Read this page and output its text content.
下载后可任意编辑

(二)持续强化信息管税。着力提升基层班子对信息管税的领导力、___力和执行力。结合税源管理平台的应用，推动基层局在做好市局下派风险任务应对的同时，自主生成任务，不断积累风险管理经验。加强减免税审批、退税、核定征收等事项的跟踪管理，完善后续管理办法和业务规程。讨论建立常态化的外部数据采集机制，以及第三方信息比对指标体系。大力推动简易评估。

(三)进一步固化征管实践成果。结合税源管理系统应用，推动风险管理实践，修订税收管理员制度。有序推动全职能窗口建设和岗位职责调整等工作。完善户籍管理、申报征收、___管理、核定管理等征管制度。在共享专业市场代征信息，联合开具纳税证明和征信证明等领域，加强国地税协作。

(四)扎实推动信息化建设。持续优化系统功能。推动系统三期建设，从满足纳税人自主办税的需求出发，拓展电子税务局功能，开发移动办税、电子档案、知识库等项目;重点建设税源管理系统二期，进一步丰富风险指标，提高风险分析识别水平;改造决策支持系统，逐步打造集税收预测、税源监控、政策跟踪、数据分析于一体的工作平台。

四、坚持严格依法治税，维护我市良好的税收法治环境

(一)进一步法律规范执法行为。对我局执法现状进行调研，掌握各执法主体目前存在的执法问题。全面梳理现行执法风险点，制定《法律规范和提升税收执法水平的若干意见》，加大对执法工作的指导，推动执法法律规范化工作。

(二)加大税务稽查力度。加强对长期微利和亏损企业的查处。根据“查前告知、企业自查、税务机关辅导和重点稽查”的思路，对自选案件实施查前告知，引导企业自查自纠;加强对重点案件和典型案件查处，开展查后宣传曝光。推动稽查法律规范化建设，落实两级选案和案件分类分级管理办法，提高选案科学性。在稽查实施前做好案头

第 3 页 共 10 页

• DIRECTION: Can you restate every record above word for word?

• REPLY TO THE EXERCISE:
Read this page and output its text content.
下载后可任意编辑

(二)持续强化信息管税。着力提升基层班子对信息管税的领导力、___力和执行力。结合税源管理平台的应用，推动基层局在做好市局下派风险任务应对的同时，自主生成任务，不断积累风险管理经验。加强减免税审批、退税、核定征收等事项的跟踪管理，完善后续管理办法和业务规程。讨论建立常态化的外部数据采集机制，以及第三方信息比对指标体系。大力推动简易评估。

(三)进一步固化征管实践成果。结合税源管理系统应用，推动风险管理实践，修订税收管理员制度。有序推动全职能窗口建设和岗位职责调整等工作。完善户籍管理、申报征收、___管理、核定管理等征管制度。在共享专业市场代征信息，联合开具纳税证明和征信证明等领域，加强国地税协作。

(四)扎实推动信息化建设。持续优化系统功能。推动系统三期建设，从满足纳税人自主办税的需求出发，拓展电子税务局功能，开发移动办税、电子档案、知识库等项目;重点建设税源管理系统二期，进一步丰富风险指标，提高风险分析识别水平;改造决策支持系统，逐步打造集税收预测、税源监控、政策跟踪、数据分析于一体的工作平台。

四、坚持严格依法治税，维护我市良好的税收法治环境

(一)进一步法律规范执法行为。对我局执法现状进行调研，掌握各执法主体目前存在的执法问题。全面梳理现行执法风险点，制定《法律规范和提升税收执法水平的若干意见》，加大对执法工作的指导，推动执法法律规范化工作。

(二)加大税务稽查力度。加强对长期微利和亏损企业的查处。根据“查前告知、企业自查、税务机关辅导和重点稽查”的思路，对自选案件实施查前告知，引导企业自查自纠;加强对重点案件和典型案件查处，开展查后宣传曝光。推动稽查法律规范化建设，落实两级选案和案件分类分级管理办法，提高选案科学性。在稽查实施前做好案头

第 3 页 共 10 页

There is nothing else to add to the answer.